GIVEN INSTRUCTION: Write out the lines below, unchanged, from the first line through the line that contains "chat-username[interactable]: s3yyma [650, 445, 685, 456]", including both of those lines.

EXTRACTED INFORMATION:
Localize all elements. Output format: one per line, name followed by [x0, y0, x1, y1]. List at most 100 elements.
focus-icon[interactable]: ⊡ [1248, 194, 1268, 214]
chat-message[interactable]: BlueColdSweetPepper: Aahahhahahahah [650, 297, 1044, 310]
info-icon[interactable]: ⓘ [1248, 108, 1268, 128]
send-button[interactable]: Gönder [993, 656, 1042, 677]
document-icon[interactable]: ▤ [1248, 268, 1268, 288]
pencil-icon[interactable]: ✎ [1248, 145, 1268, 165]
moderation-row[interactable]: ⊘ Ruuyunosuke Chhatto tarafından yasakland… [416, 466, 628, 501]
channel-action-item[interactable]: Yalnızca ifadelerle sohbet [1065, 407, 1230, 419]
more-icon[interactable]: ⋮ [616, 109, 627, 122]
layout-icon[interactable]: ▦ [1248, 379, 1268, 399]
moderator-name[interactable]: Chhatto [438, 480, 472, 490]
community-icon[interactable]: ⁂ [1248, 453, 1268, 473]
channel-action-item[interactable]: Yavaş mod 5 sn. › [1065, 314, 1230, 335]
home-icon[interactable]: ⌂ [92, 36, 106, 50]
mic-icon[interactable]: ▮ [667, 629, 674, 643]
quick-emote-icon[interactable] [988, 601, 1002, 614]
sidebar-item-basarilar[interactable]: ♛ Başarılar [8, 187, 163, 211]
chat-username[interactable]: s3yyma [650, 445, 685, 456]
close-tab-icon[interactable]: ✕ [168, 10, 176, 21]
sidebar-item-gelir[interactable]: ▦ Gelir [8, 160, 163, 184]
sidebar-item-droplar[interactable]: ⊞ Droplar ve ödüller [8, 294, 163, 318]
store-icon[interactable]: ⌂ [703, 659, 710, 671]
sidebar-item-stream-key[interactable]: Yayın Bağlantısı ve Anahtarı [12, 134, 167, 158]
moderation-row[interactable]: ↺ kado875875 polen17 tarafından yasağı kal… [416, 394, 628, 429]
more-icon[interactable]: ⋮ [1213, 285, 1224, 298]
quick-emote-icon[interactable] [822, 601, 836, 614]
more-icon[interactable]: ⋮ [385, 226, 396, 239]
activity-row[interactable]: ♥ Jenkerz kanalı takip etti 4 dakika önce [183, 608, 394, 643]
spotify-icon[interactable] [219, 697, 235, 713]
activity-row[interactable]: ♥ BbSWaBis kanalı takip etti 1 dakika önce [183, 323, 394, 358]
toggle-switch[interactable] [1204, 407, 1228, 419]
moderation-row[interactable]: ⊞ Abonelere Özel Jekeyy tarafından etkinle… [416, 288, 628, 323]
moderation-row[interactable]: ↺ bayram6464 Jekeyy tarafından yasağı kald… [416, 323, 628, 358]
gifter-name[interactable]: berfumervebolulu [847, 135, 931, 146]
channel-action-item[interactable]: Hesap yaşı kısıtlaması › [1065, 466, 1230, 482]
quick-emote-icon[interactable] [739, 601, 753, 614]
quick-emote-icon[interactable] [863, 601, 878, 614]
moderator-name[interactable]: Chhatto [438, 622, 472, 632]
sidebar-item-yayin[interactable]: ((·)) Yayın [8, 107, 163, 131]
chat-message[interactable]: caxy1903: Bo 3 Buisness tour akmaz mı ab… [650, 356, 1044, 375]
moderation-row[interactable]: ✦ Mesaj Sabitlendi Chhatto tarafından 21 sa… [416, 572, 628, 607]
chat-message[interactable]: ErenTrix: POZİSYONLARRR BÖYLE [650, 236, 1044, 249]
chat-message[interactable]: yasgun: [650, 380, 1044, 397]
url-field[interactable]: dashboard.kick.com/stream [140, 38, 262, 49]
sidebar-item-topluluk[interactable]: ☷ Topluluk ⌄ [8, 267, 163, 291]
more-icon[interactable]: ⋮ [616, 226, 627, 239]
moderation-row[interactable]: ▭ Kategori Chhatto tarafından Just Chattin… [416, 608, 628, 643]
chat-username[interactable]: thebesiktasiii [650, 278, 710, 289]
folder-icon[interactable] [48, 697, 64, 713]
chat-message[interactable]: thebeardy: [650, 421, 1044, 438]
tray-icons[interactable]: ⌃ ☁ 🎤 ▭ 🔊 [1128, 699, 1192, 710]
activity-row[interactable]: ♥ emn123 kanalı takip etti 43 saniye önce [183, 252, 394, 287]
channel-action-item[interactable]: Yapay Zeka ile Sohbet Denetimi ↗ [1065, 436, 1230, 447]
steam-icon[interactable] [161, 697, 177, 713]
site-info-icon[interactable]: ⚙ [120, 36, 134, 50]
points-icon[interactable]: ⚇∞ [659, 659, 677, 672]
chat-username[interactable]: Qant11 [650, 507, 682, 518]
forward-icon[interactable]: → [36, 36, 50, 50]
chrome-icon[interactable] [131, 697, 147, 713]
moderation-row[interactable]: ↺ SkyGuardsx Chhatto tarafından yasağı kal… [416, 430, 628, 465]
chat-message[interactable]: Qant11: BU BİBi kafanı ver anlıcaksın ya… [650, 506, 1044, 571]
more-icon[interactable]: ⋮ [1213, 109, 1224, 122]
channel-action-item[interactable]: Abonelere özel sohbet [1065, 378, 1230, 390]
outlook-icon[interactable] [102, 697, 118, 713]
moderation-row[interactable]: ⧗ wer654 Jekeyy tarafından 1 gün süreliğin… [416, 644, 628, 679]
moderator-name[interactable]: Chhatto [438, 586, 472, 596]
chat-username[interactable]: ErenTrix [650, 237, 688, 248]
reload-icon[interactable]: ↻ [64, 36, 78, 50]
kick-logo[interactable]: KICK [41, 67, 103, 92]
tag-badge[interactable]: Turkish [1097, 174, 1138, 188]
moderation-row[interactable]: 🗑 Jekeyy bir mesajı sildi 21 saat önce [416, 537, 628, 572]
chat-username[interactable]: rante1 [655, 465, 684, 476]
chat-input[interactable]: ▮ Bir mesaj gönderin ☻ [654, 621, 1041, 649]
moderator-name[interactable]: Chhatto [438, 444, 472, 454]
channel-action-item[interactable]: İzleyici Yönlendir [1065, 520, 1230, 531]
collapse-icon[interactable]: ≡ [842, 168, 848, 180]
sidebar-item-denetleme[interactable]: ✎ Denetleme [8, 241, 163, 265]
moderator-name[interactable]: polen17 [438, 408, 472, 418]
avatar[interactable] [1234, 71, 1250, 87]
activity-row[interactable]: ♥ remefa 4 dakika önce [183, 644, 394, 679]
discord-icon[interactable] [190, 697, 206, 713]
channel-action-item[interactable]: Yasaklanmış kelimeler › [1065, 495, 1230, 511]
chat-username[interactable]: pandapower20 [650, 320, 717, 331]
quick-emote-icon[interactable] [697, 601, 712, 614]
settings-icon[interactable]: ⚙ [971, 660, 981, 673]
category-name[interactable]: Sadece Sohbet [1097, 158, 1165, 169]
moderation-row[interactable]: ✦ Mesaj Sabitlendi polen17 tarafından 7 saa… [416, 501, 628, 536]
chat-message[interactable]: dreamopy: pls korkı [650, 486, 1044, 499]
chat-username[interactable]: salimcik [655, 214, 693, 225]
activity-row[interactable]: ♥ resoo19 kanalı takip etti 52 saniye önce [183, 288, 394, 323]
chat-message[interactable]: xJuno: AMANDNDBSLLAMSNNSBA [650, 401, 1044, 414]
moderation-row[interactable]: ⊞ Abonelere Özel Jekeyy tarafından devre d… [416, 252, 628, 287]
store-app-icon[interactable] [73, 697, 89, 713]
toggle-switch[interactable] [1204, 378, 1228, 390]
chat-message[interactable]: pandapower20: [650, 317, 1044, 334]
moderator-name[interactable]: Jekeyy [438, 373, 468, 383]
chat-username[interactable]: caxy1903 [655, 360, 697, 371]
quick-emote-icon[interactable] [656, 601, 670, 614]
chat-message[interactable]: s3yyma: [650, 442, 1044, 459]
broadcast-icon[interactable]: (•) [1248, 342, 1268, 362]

SOLUTION TO THIS PROBLEM:
Localize all elements. Output format: one per line, name followed by [x0, y0, x1, y1]. List at most 100 elements.
focus-icon[interactable]: ⊡ [1248, 194, 1268, 214]
chat-message[interactable]: BlueColdSweetPepper: Aahahhahahahah [650, 297, 1044, 310]
info-icon[interactable]: ⓘ [1248, 108, 1268, 128]
send-button[interactable]: Gönder [993, 656, 1042, 677]
document-icon[interactable]: ▤ [1248, 268, 1268, 288]
pencil-icon[interactable]: ✎ [1248, 145, 1268, 165]
moderation-row[interactable]: ⊘ Ruuyunosuke Chhatto tarafından yasakland… [416, 466, 628, 501]
channel-action-item[interactable]: Yalnızca ifadelerle sohbet [1065, 407, 1230, 419]
more-icon[interactable]: ⋮ [616, 109, 627, 122]
layout-icon[interactable]: ▦ [1248, 379, 1268, 399]
moderator-name[interactable]: Chhatto [438, 480, 472, 490]
community-icon[interactable]: ⁂ [1248, 453, 1268, 473]
channel-action-item[interactable]: Yavaş mod 5 sn. › [1065, 314, 1230, 335]
home-icon[interactable]: ⌂ [92, 36, 106, 50]
mic-icon[interactable]: ▮ [667, 629, 674, 643]
quick-emote-icon[interactable] [988, 601, 1002, 614]
sidebar-item-basarilar[interactable]: ♛ Başarılar [8, 187, 163, 211]
chat-username[interactable]: s3yyma [650, 445, 685, 456]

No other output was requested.